#### LISTED ENTRIES ####
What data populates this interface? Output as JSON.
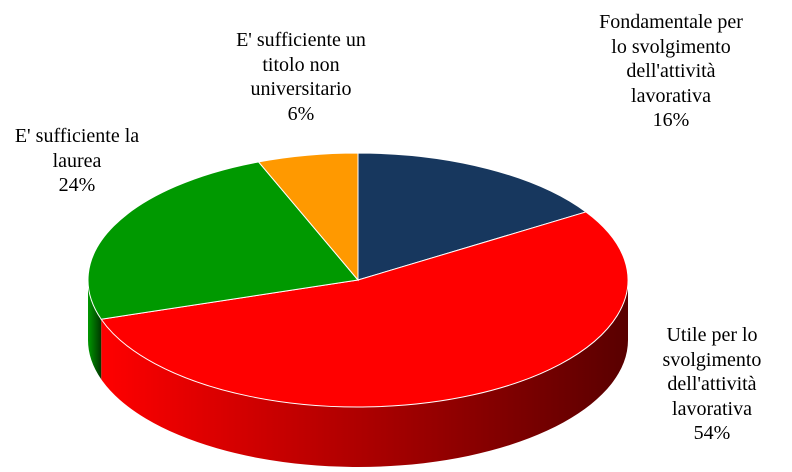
{
  "chart_data": {
    "type": "pie3d",
    "categories": [
      "Fondamentale per lo svolgimento dell'attività lavorativa",
      "Utile per lo svolgimento dell'attività lavorativa",
      "E' sufficiente la laurea",
      "E' sufficiente un titolo non universitario"
    ],
    "values": [
      16,
      54,
      24,
      6
    ],
    "value_labels": [
      "16%",
      "54%",
      "24%",
      "6%"
    ],
    "colors": [
      "#17375e",
      "#ff0000",
      "#009900",
      "#ff9900"
    ]
  }
}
####
## GIVEN EXERCISE
Copy every entry word for word, but omit the pictures.

## EXERCISE SOLUTION
What data populates this interface? Output as JSON.
{
  "chart_data": {
    "type": "pie3d",
    "categories": [
      "Fondamentale per lo svolgimento dell'attività lavorativa",
      "Utile per lo svolgimento dell'attività lavorativa",
      "E' sufficiente la laurea",
      "E' sufficiente un titolo non universitario"
    ],
    "values": [
      16,
      54,
      24,
      6
    ],
    "value_labels": [
      "16%",
      "54%",
      "24%",
      "6%"
    ],
    "colors": [
      "#17375e",
      "#ff0000",
      "#009900",
      "#ff9900"
    ]
  }
}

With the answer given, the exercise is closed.